▶ [What is expected] Isolate every line in the records below with "index" in it.

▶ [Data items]
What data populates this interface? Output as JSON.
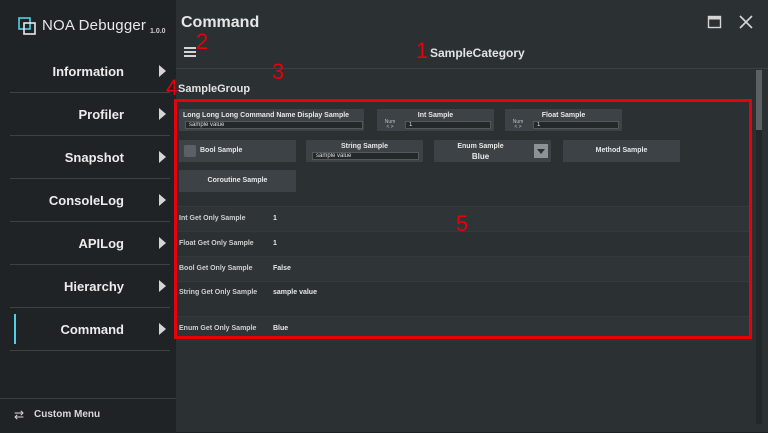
{
  "app": {
    "title": "NOA Debugger",
    "version": "1.0.0"
  },
  "sidebar": {
    "items": [
      {
        "label": "Information",
        "active": false
      },
      {
        "label": "Profiler",
        "active": false
      },
      {
        "label": "Snapshot",
        "active": false
      },
      {
        "label": "ConsoleLog",
        "active": false
      },
      {
        "label": "APILog",
        "active": false
      },
      {
        "label": "Hierarchy",
        "active": false
      },
      {
        "label": "Command",
        "active": true
      }
    ],
    "footer_label": "Custom Menu",
    "footer_icon": "swap-arrows-icon"
  },
  "main": {
    "title": "Command",
    "category": "SampleCategory",
    "group": "SampleGroup",
    "commands": {
      "long_name": {
        "title": "Long Long Long Command Name Display Sample",
        "value": "sample value"
      },
      "int": {
        "title": "Int Sample",
        "num_label": "Num",
        "arrows": "< >",
        "value": "1"
      },
      "float": {
        "title": "Float Sample",
        "num_label": "Num",
        "arrows": "< >",
        "value": "1"
      },
      "bool": {
        "title": "Bool Sample"
      },
      "string": {
        "title": "String Sample",
        "value": "sample value"
      },
      "enum": {
        "title": "Enum Sample",
        "value": "Blue"
      },
      "method": {
        "title": "Method Sample"
      },
      "coroutine": {
        "title": "Coroutine Sample"
      }
    },
    "get_only": [
      {
        "key": "Int Get Only Sample",
        "value": "1"
      },
      {
        "key": "Float Get Only Sample",
        "value": "1"
      },
      {
        "key": "Bool Get Only Sample",
        "value": "False"
      },
      {
        "key": "String Get Only Sample",
        "value": "sample value"
      },
      {
        "key": "Enum Get Only Sample",
        "value": "Blue"
      }
    ]
  },
  "annotations": [
    "1",
    "2",
    "3",
    "4",
    "5"
  ],
  "colors": {
    "accent": "#4fd0e6",
    "annotation": "#e8000b"
  }
}
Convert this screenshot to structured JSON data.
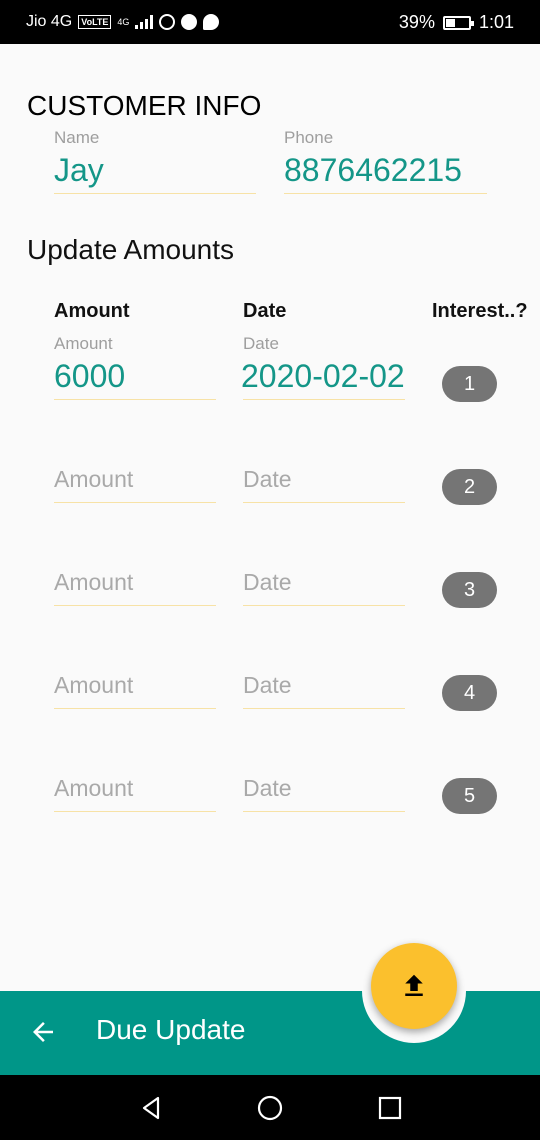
{
  "status_bar": {
    "carrier": "Jio 4G",
    "volte": "VoLTE",
    "net": "4G",
    "battery": "39%",
    "time": "1:01"
  },
  "customer": {
    "title": "CUSTOMER INFO",
    "name_label": "Name",
    "name_value": "Jay",
    "phone_label": "Phone",
    "phone_value": "8876462215"
  },
  "update": {
    "title": "Update Amounts",
    "headers": {
      "amount": "Amount",
      "date": "Date",
      "interest": "Interest..?"
    },
    "rows": [
      {
        "amount_label": "Amount",
        "amount": "6000",
        "date_label": "Date",
        "date": "2020-02-02",
        "index": "1"
      },
      {
        "amount_placeholder": "Amount",
        "date_placeholder": "Date",
        "index": "2"
      },
      {
        "amount_placeholder": "Amount",
        "date_placeholder": "Date",
        "index": "3"
      },
      {
        "amount_placeholder": "Amount",
        "date_placeholder": "Date",
        "index": "4"
      },
      {
        "amount_placeholder": "Amount",
        "date_placeholder": "Date",
        "index": "5"
      }
    ]
  },
  "bottom_bar": {
    "title": "Due Update",
    "fab_icon": "upload-icon",
    "back_icon": "arrow-back-icon"
  },
  "colors": {
    "primary": "#009688",
    "accent": "#fbc02d",
    "value_text": "#149688",
    "chip": "#757575"
  }
}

▶ [Response below]
        "index": "1"
        "index": "2"
        "index": "3"
        "index": "4"
        "index": "5"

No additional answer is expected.